• _What to do_:
Write the data out again, character for character, with no images.

• _Input data_:

· · · ·

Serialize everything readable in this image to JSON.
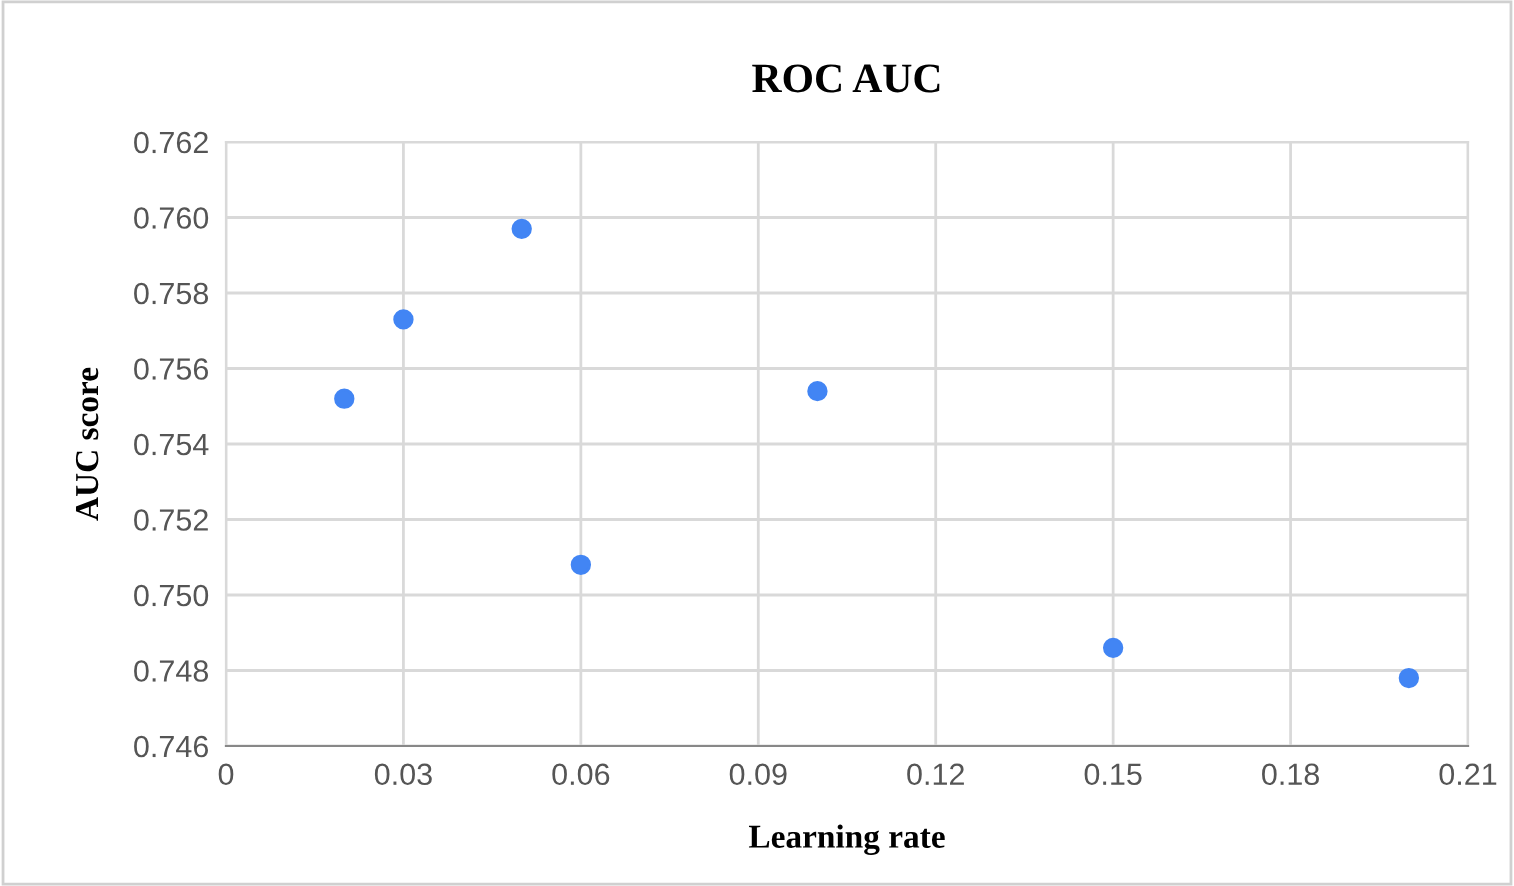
{
  "chart_data": {
    "type": "scatter",
    "title": "ROC AUC",
    "xlabel": "Learning rate",
    "ylabel": "AUC score",
    "x": [
      0.02,
      0.03,
      0.05,
      0.06,
      0.1,
      0.15,
      0.2
    ],
    "series": [
      {
        "color": "#4285f4",
        "values": [
          0.7552,
          0.7573,
          0.7597,
          0.7508,
          0.7554,
          0.7486,
          0.7478
        ]
      }
    ],
    "xlim": [
      0,
      0.21
    ],
    "xticks": [
      {
        "value": 0,
        "label": "0"
      },
      0.03,
      0.06,
      0.09,
      0.12,
      0.15,
      0.18,
      0.21
    ],
    "ylim": [
      0.746,
      0.762
    ],
    "yticks": [
      {
        "value": 0.746,
        "label": "0.746"
      },
      {
        "value": 0.748,
        "label": "0.748"
      },
      {
        "value": 0.75,
        "label": "0.750"
      },
      {
        "value": 0.752,
        "label": "0.752"
      },
      {
        "value": 0.754,
        "label": "0.754"
      },
      {
        "value": 0.756,
        "label": "0.756"
      },
      {
        "value": 0.758,
        "label": "0.758"
      },
      {
        "value": 0.76,
        "label": "0.760"
      },
      {
        "value": 0.762,
        "label": "0.762"
      }
    ],
    "grid": true,
    "marker": "circle",
    "legend": false
  }
}
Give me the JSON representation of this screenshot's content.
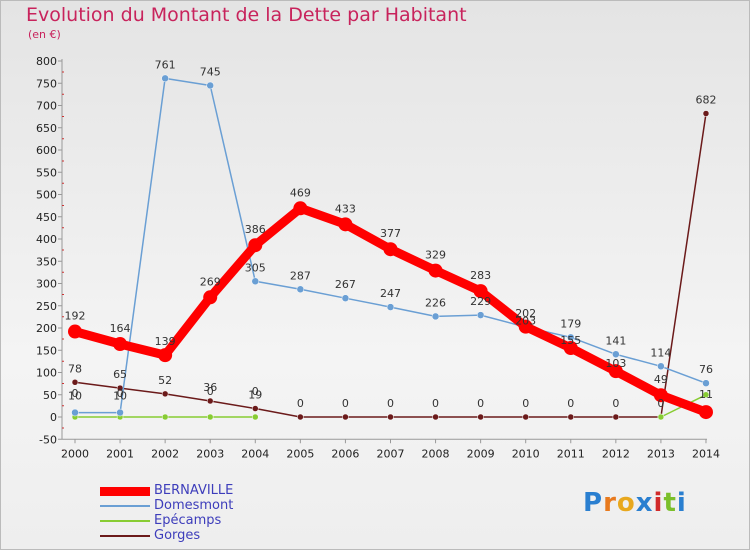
{
  "title": "Evolution du Montant de la Dette par Habitant",
  "subtitle": "(en €)",
  "logo": {
    "text": "Proxiti"
  },
  "chart_data": {
    "type": "line",
    "x": [
      "2000",
      "2001",
      "2002",
      "2003",
      "2004",
      "2005",
      "2006",
      "2007",
      "2008",
      "2009",
      "2010",
      "2011",
      "2012",
      "2013",
      "2014"
    ],
    "ylim": [
      -50,
      800
    ],
    "yticks": [
      -50,
      0,
      50,
      100,
      150,
      200,
      250,
      300,
      350,
      400,
      450,
      500,
      550,
      600,
      650,
      700,
      750,
      800
    ],
    "grid": false,
    "legend_position": "bottom-left",
    "series": [
      {
        "name": "BERNAVILLE",
        "color": "#ff0000",
        "stroke": 9,
        "marker": 7,
        "values": [
          192,
          164,
          139,
          269,
          386,
          469,
          433,
          377,
          329,
          283,
          203,
          155,
          103,
          49,
          11
        ],
        "labels": [
          "192",
          "164",
          "139",
          "269",
          "386",
          "469",
          "433",
          "377",
          "329",
          "283",
          "203",
          "155",
          "103",
          "49",
          "11"
        ],
        "label_dy": [
          -12,
          -12,
          -10,
          -12,
          -12,
          -12,
          -12,
          -12,
          -12,
          -12,
          -2,
          -4,
          -4,
          -12,
          -14
        ]
      },
      {
        "name": "Domesmont",
        "color": "#6a9fd4",
        "stroke": 1.5,
        "marker": 3.5,
        "values": [
          10,
          10,
          761,
          745,
          305,
          287,
          267,
          247,
          226,
          229,
          202,
          179,
          141,
          114,
          76
        ],
        "labels": [
          "10",
          "10",
          "761",
          "745",
          "305",
          "287",
          "267",
          "247",
          "226",
          "229",
          "202",
          "179",
          "141",
          "114",
          "76"
        ],
        "label_dy": [
          -13,
          -13,
          -10,
          -10,
          -10,
          -10,
          -10,
          -10,
          -10,
          -10,
          -10,
          -10,
          -10,
          -10,
          -10
        ]
      },
      {
        "name": "Epécamps",
        "color": "#88cc33",
        "stroke": 1.5,
        "marker": 3,
        "values": [
          0,
          0,
          0,
          0,
          0,
          null,
          null,
          null,
          null,
          null,
          null,
          null,
          null,
          0,
          50
        ],
        "labels": [
          "0",
          "0",
          "",
          "0",
          "0",
          "",
          "",
          "",
          "",
          "",
          "",
          "",
          "",
          "",
          ""
        ],
        "label_dy": [
          -20,
          -20,
          0,
          -22,
          -22,
          0,
          0,
          0,
          0,
          0,
          0,
          0,
          0,
          0,
          0
        ]
      },
      {
        "name": "Gorges",
        "color": "#6b1a1a",
        "stroke": 1.5,
        "marker": 3,
        "values": [
          78,
          65,
          52,
          36,
          19,
          0,
          0,
          0,
          0,
          0,
          0,
          0,
          0,
          0,
          682
        ],
        "labels": [
          "78",
          "65",
          "52",
          "36",
          "19",
          "0",
          "0",
          "0",
          "0",
          "0",
          "0",
          "0",
          "0",
          "0",
          "682"
        ],
        "label_dy": [
          -10,
          -10,
          -10,
          -10,
          -10,
          -10,
          -10,
          -10,
          -10,
          -10,
          -10,
          -10,
          -10,
          -10,
          -10
        ]
      }
    ]
  }
}
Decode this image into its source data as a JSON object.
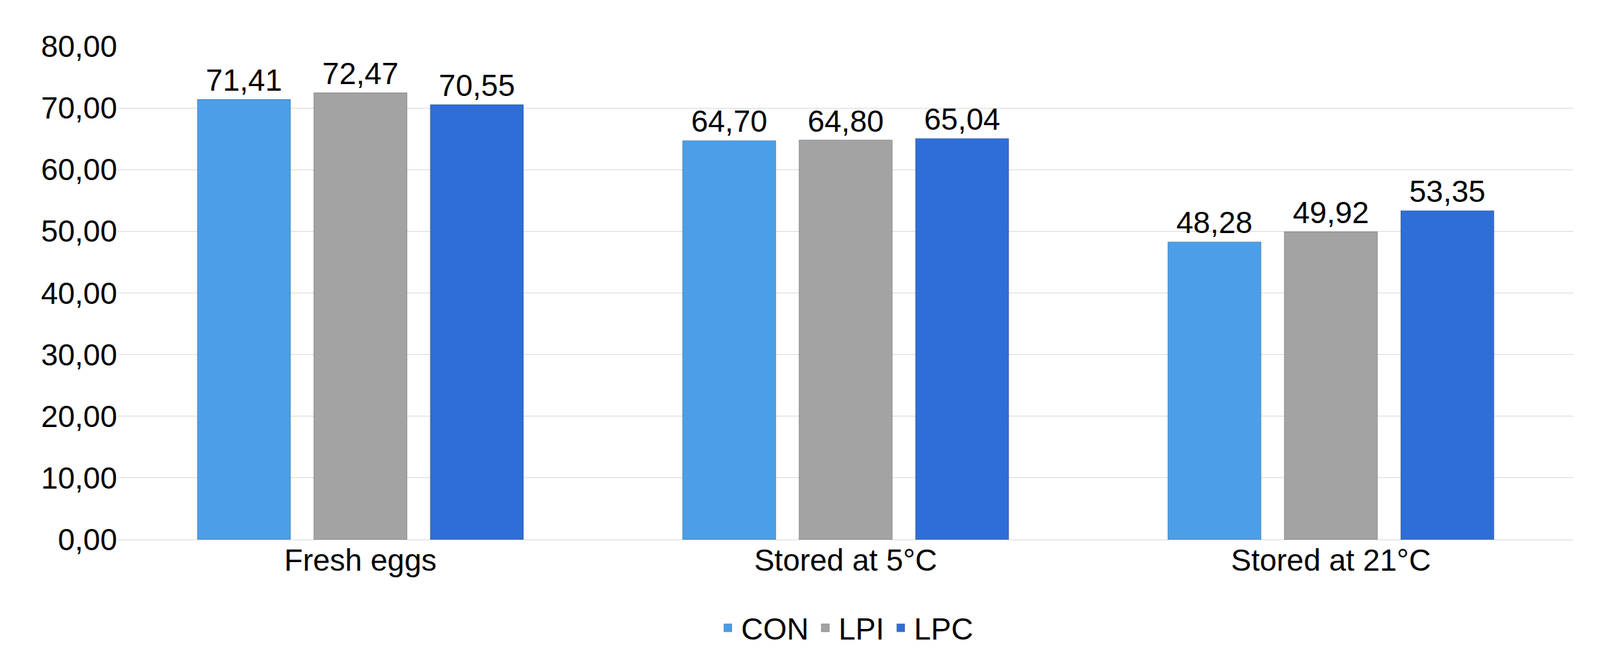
{
  "chart_data": {
    "type": "bar",
    "categories": [
      "Fresh eggs",
      "Stored at 5°C",
      "Stored at 21°C"
    ],
    "series": [
      {
        "name": "CON",
        "color": "#4a9fe8",
        "values": [
          71.41,
          64.7,
          48.28
        ],
        "value_labels": [
          "71,41",
          "64,70",
          "48,28"
        ]
      },
      {
        "name": "LPI",
        "color": "#a3a3a3",
        "values": [
          72.47,
          64.8,
          49.92
        ],
        "value_labels": [
          "72,47",
          "64,80",
          "49,92"
        ]
      },
      {
        "name": "LPC",
        "color": "#2f6dd8",
        "values": [
          70.55,
          65.04,
          53.35
        ],
        "value_labels": [
          "70,55",
          "65,04",
          "53,35"
        ]
      }
    ],
    "ylim": [
      0,
      80
    ],
    "yticks": [
      {
        "value": 0,
        "label": "0,00"
      },
      {
        "value": 10,
        "label": "10,00"
      },
      {
        "value": 20,
        "label": "20,00"
      },
      {
        "value": 30,
        "label": "30,00"
      },
      {
        "value": 40,
        "label": "40,00"
      },
      {
        "value": 50,
        "label": "50,00"
      },
      {
        "value": 60,
        "label": "60,00"
      },
      {
        "value": 70,
        "label": "70,00"
      },
      {
        "value": 80,
        "label": "80,00"
      }
    ],
    "grid": true,
    "data_labels": true,
    "legend": "bottom"
  }
}
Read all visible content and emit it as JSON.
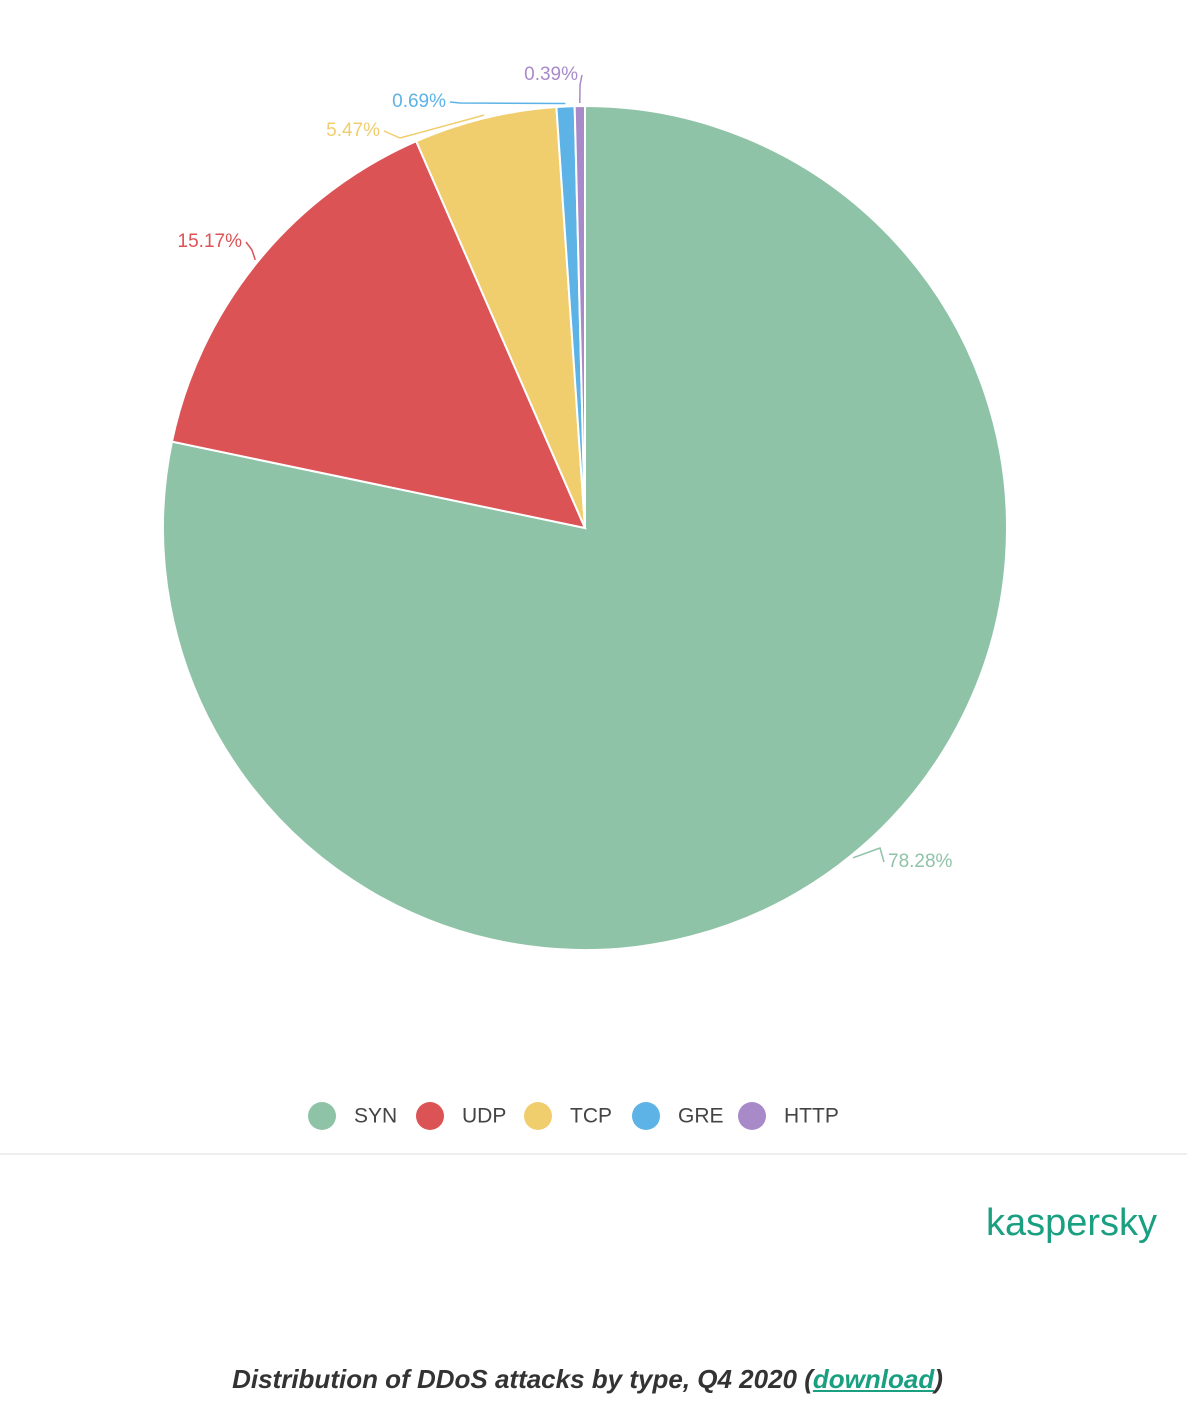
{
  "chart_data": {
    "type": "pie",
    "categories": [
      "SYN",
      "UDP",
      "TCP",
      "GRE",
      "HTTP"
    ],
    "values": [
      78.28,
      15.17,
      5.47,
      0.69,
      0.39
    ],
    "value_labels": [
      "78.28%",
      "15.17%",
      "5.47%",
      "0.69%",
      "0.39%"
    ],
    "colors": [
      "#8fc3a7",
      "#dc5356",
      "#f0cd6d",
      "#5db3e6",
      "#a98ac9"
    ],
    "legend": "bottom"
  },
  "logo": "kaspersky",
  "caption": {
    "before": "Distribution of DDoS attacks by type, Q4 2020 (",
    "link": "download",
    "after": ")"
  }
}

· · · ·

• _Written reply_:
Serialize everything readable in this image to JSON.
{
  "chart_data": {
    "type": "scatter",
    "title": "ROC AUC",
    "xlabel": "Learning rate",
    "ylabel": "AUC score",
    "x": [
      0.02,
      0.03,
      0.05,
      0.06,
      0.1,
      0.15,
      0.2
    ],
    "series": [
      {
        "color": "#4285f4",
        "values": [
          0.7552,
          0.7573,
          0.7597,
          0.7508,
          0.7554,
          0.7486,
          0.7478
        ]
      }
    ],
    "xlim": [
      0,
      0.21
    ],
    "xticks": [
      {
        "value": 0,
        "label": "0"
      },
      0.03,
      0.06,
      0.09,
      0.12,
      0.15,
      0.18,
      0.21
    ],
    "ylim": [
      0.746,
      0.762
    ],
    "yticks": [
      {
        "value": 0.746,
        "label": "0.746"
      },
      {
        "value": 0.748,
        "label": "0.748"
      },
      {
        "value": 0.75,
        "label": "0.750"
      },
      {
        "value": 0.752,
        "label": "0.752"
      },
      {
        "value": 0.754,
        "label": "0.754"
      },
      {
        "value": 0.756,
        "label": "0.756"
      },
      {
        "value": 0.758,
        "label": "0.758"
      },
      {
        "value": 0.76,
        "label": "0.760"
      },
      {
        "value": 0.762,
        "label": "0.762"
      }
    ],
    "grid": true,
    "marker": "circle",
    "legend": false
  }
}
Give me the JSON representation of this screenshot's content.
{
  "title": "Evolution du Montant de la Dette par Habitant",
  "subtitle": "(en €)",
  "logo": {
    "text": "Proxiti"
  },
  "chart_data": {
    "type": "line",
    "x": [
      "2000",
      "2001",
      "2002",
      "2003",
      "2004",
      "2005",
      "2006",
      "2007",
      "2008",
      "2009",
      "2010",
      "2011",
      "2012",
      "2013",
      "2014"
    ],
    "ylim": [
      -50,
      800
    ],
    "yticks": [
      -50,
      0,
      50,
      100,
      150,
      200,
      250,
      300,
      350,
      400,
      450,
      500,
      550,
      600,
      650,
      700,
      750,
      800
    ],
    "grid": false,
    "legend_position": "bottom-left",
    "series": [
      {
        "name": "BERNAVILLE",
        "color": "#ff0000",
        "stroke": 9,
        "marker": 7,
        "values": [
          192,
          164,
          139,
          269,
          386,
          469,
          433,
          377,
          329,
          283,
          203,
          155,
          103,
          49,
          11
        ],
        "labels": [
          "192",
          "164",
          "139",
          "269",
          "386",
          "469",
          "433",
          "377",
          "329",
          "283",
          "203",
          "155",
          "103",
          "49",
          "11"
        ],
        "label_dy": [
          -12,
          -12,
          -10,
          -12,
          -12,
          -12,
          -12,
          -12,
          -12,
          -12,
          -2,
          -4,
          -4,
          -12,
          -14
        ]
      },
      {
        "name": "Domesmont",
        "color": "#6a9fd4",
        "stroke": 1.5,
        "marker": 3.5,
        "values": [
          10,
          10,
          761,
          745,
          305,
          287,
          267,
          247,
          226,
          229,
          202,
          179,
          141,
          114,
          76
        ],
        "labels": [
          "10",
          "10",
          "761",
          "745",
          "305",
          "287",
          "267",
          "247",
          "226",
          "229",
          "202",
          "179",
          "141",
          "114",
          "76"
        ],
        "label_dy": [
          -13,
          -13,
          -10,
          -10,
          -10,
          -10,
          -10,
          -10,
          -10,
          -10,
          -10,
          -10,
          -10,
          -10,
          -10
        ]
      },
      {
        "name": "Epécamps",
        "color": "#88cc33",
        "stroke": 1.5,
        "marker": 3,
        "values": [
          0,
          0,
          0,
          0,
          0,
          null,
          null,
          null,
          null,
          null,
          null,
          null,
          null,
          0,
          50
        ],
        "labels": [
          "0",
          "0",
          "",
          "0",
          "0",
          "",
          "",
          "",
          "",
          "",
          "",
          "",
          "",
          "",
          ""
        ],
        "label_dy": [
          -20,
          -20,
          0,
          -22,
          -22,
          0,
          0,
          0,
          0,
          0,
          0,
          0,
          0,
          0,
          0
        ]
      },
      {
        "name": "Gorges",
        "color": "#6b1a1a",
        "stroke": 1.5,
        "marker": 3,
        "values": [
          78,
          65,
          52,
          36,
          19,
          0,
          0,
          0,
          0,
          0,
          0,
          0,
          0,
          0,
          682
        ],
        "labels": [
          "78",
          "65",
          "52",
          "36",
          "19",
          "0",
          "0",
          "0",
          "0",
          "0",
          "0",
          "0",
          "0",
          "0",
          "682"
        ],
        "label_dy": [
          -10,
          -10,
          -10,
          -10,
          -10,
          -10,
          -10,
          -10,
          -10,
          -10,
          -10,
          -10,
          -10,
          -10,
          -10
        ]
      }
    ]
  }
}
Decode this image into its source data as a JSON object.
{
  "chart_data": {
    "type": "bar",
    "categories": [
      "Fresh eggs",
      "Stored at 5°C",
      "Stored at 21°C"
    ],
    "series": [
      {
        "name": "CON",
        "color": "#4a9fe8",
        "values": [
          71.41,
          64.7,
          48.28
        ],
        "value_labels": [
          "71,41",
          "64,70",
          "48,28"
        ]
      },
      {
        "name": "LPI",
        "color": "#a3a3a3",
        "values": [
          72.47,
          64.8,
          49.92
        ],
        "value_labels": [
          "72,47",
          "64,80",
          "49,92"
        ]
      },
      {
        "name": "LPC",
        "color": "#2f6dd8",
        "values": [
          70.55,
          65.04,
          53.35
        ],
        "value_labels": [
          "70,55",
          "65,04",
          "53,35"
        ]
      }
    ],
    "ylim": [
      0,
      80
    ],
    "yticks": [
      {
        "value": 0,
        "label": "0,00"
      },
      {
        "value": 10,
        "label": "10,00"
      },
      {
        "value": 20,
        "label": "20,00"
      },
      {
        "value": 30,
        "label": "30,00"
      },
      {
        "value": 40,
        "label": "40,00"
      },
      {
        "value": 50,
        "label": "50,00"
      },
      {
        "value": 60,
        "label": "60,00"
      },
      {
        "value": 70,
        "label": "70,00"
      },
      {
        "value": 80,
        "label": "80,00"
      }
    ],
    "grid": true,
    "data_labels": true,
    "legend": "bottom"
  }
}
Read all visible content and emit it as JSON.
{
  "chart_data": {
    "type": "pie",
    "categories": [
      "SYN",
      "UDP",
      "TCP",
      "GRE",
      "HTTP"
    ],
    "values": [
      78.28,
      15.17,
      5.47,
      0.69,
      0.39
    ],
    "value_labels": [
      "78.28%",
      "15.17%",
      "5.47%",
      "0.69%",
      "0.39%"
    ],
    "colors": [
      "#8fc3a7",
      "#dc5356",
      "#f0cd6d",
      "#5db3e6",
      "#a98ac9"
    ],
    "legend": "bottom"
  },
  "logo": "kaspersky",
  "caption": {
    "before": "Distribution of DDoS attacks by type, Q4 2020 (",
    "link": "download",
    "after": ")"
  }
}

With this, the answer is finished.